19 The odds of being in the A-group decreased by 23.3% for every millimeter decrease in Xi-6. Nevertheless, the RMS was not identified as a significant factor in the regression analysis, suggesting the potential for distortion in the PAN images. Surprisingly, the developmental stage of L8 at the initial assessment did not significantly influence the final occlusion, contrary to earlier research findings.
2,28 This discrepancy might be explained by the inclusion criteria in our study, which considered only teeth with less than one-third root formation.
The initial angulation, and horizontal and vertical positions of L8 were not reliable predictors, which is consistent with the findings related to maxillary third molars following extraction of the second molar.
9 However, the 58.7% rate of acceptable occlusion observed in this study was slightly lower than that reported in previous studies involving maxillary teeth, which indicated acceptable occlusion rates of 59–100%.
2,9,25,26 This discrepancy may be attributed to the differing eruption and occlusion patterns of maxillary third molars. The mesial positioning of the root apex to the crown in maxillary molars, as opposed to the distal positioning of the root apex in mandibular molars, could account for this variation.
32,36
The size and developmental stage of L8 did not show significant differences between the two groups. The dimensions of L8 were adequate to serve as replacements for L7 in both groups. This could be due to the decision to replace L7 with L8 based on the radiographic characteristics of the L8 tooth germ, which demonstrated a favorable shape and size. Additionally, there was no significant difference in the developmental stage of L8 at T1 between the A- and U-groups. However, as the developmental stage advanced, the proportion of teeth in the U-group increased. At Nolla stage 7, approximately half of the teeth were classified in the U-group. Moreover, the three L8 lacking IC with L6 were all in Nolla stage 7 at T1. Therefore, the absence of statistical significance between the Nolla stage and final occlusion might be attributed to our sample comprising only L8 in the Nolla stage below 8, following guidelines that recommend early L7 extraction once a viable L8 germ is detectable,
30 but ideally before reaching stages 7 or 8.
7,28
This study has few limitations. Owing to ethical considerations, this study could not employ a randomized controlled trial design. Since the study focused on spontaneous L8 eruption following L7 extraction at Nolla stages ≤ 7, comparisons with extractions at later stages were not possible.
28,30 Future research is needed for the optimal timing of L7 extraction based on a broader range of Nolla stages. This analysis relied on two-dimensional radiographic images. PAN were used in this study for their ability to avoid bilateral overlap, enabling clear observation of third molar development with low radiation exposure.
7,37-39 They offer reproducibility when taken by an experienced radiographer and are particularly reliable in the posterior region.
37 Future studies could utilize three-dimensional imaging techniques to overcome the limitations of two-dimensional images—such as magnification and distortion—and to achieve more precise measurements.

- [DATA EXTRACT]

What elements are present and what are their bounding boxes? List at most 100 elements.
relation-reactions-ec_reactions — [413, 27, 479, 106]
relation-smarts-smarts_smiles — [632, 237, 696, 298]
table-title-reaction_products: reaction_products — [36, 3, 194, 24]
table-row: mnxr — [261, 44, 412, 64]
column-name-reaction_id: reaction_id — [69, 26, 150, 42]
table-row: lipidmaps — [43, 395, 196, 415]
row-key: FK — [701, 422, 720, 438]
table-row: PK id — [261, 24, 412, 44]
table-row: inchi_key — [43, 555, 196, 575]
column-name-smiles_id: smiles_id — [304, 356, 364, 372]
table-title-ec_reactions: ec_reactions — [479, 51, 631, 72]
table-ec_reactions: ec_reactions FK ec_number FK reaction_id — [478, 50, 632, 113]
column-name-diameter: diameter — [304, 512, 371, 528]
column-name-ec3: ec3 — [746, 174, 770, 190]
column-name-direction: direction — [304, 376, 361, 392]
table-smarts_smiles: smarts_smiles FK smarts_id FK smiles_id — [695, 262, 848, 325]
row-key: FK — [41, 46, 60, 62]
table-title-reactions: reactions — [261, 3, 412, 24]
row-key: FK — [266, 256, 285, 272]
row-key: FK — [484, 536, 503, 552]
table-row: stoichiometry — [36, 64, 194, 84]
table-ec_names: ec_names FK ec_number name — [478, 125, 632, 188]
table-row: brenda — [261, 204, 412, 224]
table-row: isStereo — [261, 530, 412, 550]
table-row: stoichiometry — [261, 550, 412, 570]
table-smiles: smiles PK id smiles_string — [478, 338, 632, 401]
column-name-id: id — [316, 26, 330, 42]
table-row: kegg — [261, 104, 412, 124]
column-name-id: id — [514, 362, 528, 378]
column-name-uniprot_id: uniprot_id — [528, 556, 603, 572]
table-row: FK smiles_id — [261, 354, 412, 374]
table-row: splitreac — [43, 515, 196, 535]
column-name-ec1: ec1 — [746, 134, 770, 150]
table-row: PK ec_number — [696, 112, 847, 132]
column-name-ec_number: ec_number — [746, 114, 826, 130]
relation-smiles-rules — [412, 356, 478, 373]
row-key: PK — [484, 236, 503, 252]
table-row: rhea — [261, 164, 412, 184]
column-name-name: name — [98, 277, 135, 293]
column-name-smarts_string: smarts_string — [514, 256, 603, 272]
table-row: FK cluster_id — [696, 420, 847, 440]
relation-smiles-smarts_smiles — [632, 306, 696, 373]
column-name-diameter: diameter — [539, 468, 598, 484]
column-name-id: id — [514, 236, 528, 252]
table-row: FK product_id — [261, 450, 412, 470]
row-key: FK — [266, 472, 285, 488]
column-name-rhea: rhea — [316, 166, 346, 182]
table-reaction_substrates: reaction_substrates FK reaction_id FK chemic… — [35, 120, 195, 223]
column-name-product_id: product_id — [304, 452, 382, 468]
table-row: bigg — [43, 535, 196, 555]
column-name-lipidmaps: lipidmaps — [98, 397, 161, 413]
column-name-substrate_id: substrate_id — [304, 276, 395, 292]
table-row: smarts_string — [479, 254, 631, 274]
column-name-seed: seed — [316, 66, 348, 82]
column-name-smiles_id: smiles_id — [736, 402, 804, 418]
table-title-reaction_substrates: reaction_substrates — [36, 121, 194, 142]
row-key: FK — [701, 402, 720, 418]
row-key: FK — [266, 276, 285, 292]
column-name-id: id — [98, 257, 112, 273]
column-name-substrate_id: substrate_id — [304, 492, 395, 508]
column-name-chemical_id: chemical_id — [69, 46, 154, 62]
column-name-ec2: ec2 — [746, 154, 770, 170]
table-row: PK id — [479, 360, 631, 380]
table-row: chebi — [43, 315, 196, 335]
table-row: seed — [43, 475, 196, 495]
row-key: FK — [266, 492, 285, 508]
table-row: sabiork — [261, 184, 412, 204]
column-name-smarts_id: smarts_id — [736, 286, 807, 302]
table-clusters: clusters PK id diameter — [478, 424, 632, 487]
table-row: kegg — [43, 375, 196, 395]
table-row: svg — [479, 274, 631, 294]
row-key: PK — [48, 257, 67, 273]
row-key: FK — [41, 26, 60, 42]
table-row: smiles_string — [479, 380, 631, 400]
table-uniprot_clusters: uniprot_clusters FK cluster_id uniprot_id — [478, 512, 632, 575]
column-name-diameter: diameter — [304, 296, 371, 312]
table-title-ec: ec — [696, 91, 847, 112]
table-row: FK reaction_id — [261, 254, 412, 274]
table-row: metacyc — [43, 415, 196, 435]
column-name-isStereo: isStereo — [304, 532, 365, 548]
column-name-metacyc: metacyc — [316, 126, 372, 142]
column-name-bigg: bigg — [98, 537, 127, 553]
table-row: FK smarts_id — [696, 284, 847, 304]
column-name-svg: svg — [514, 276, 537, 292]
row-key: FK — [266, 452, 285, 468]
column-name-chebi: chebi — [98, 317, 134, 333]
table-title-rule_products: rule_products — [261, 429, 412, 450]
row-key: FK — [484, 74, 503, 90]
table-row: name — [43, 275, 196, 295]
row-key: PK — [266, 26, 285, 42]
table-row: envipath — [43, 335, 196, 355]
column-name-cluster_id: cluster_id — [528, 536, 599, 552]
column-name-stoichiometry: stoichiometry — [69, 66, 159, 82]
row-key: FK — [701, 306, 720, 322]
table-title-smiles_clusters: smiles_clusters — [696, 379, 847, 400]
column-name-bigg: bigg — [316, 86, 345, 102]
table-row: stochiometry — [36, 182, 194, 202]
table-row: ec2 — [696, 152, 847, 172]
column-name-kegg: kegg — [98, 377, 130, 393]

- [ACTIVITY]
Please answer these questions from the passage on third molars:
(a) By what percentage did the odds of being in the A-group decrease for every millimeter decrease in Xi-6?
(b) What rate of acceptable occlusion did this study observe?
(c) Why could the study not use a randomized controlled trial design?
The rows have nothing to do with the text.

- [OUTPUT FOR THIS TASK]
(a) 23.3%
(b) 58.7%
(c) Because of ethical considerations.